§ **TASK GOAL**
Lines containing the word "color" are to be located and copied.

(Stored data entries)

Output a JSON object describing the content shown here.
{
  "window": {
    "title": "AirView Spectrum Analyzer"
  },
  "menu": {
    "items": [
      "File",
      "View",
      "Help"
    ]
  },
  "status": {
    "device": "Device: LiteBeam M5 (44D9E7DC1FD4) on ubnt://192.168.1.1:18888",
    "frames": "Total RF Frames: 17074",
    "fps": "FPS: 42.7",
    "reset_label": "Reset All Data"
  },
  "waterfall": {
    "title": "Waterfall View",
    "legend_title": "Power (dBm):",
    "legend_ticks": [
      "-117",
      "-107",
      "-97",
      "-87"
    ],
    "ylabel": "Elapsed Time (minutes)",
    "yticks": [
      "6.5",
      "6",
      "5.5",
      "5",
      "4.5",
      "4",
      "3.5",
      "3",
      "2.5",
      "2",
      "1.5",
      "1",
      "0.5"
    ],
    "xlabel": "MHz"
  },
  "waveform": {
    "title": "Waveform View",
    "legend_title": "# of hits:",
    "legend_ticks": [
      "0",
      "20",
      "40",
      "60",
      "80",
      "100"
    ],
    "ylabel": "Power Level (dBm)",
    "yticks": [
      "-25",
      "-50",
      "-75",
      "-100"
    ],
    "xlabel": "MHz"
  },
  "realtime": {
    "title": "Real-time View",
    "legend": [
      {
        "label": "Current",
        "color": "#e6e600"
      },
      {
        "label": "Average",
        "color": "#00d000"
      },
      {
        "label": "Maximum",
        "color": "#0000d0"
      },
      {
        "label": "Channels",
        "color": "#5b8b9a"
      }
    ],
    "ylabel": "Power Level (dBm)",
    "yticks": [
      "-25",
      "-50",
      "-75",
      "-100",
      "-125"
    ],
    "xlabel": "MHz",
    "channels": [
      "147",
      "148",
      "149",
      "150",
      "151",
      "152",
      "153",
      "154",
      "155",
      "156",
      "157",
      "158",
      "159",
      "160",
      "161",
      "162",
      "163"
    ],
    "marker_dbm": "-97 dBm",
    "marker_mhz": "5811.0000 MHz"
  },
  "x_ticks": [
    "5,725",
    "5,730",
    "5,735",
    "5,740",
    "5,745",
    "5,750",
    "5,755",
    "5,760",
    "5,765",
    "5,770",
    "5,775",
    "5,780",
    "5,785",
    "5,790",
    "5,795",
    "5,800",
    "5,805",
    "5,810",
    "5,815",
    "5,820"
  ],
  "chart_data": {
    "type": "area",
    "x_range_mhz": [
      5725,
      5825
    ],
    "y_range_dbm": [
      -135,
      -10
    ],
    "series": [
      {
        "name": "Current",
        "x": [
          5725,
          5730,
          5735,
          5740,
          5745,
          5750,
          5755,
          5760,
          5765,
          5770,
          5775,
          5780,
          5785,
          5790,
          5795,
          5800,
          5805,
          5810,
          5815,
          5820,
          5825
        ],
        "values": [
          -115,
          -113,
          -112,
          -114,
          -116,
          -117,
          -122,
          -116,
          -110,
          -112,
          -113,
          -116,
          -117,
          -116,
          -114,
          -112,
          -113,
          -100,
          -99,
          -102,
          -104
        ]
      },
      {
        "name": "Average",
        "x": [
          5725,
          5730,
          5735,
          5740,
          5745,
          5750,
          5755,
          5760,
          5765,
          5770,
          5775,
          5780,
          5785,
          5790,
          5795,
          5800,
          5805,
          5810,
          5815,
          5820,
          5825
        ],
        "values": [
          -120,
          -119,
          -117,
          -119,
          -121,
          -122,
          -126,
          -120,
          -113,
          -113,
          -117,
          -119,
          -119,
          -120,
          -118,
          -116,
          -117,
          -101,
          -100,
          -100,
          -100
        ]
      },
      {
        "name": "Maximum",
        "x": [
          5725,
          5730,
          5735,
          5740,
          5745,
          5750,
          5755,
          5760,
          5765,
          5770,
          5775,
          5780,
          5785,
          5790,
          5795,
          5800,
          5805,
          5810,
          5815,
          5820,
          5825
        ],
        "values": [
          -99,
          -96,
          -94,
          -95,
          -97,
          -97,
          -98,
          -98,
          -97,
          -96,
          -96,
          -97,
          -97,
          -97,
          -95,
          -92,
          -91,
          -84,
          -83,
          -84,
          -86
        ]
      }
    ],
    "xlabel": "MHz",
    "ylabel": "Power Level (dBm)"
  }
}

§ **SOLUTION FOR THIS EXERCISE**
        "color": "#e6e600"
        "color": "#00d000"
        "color": "#0000d0"
        "color": "#5b8b9a"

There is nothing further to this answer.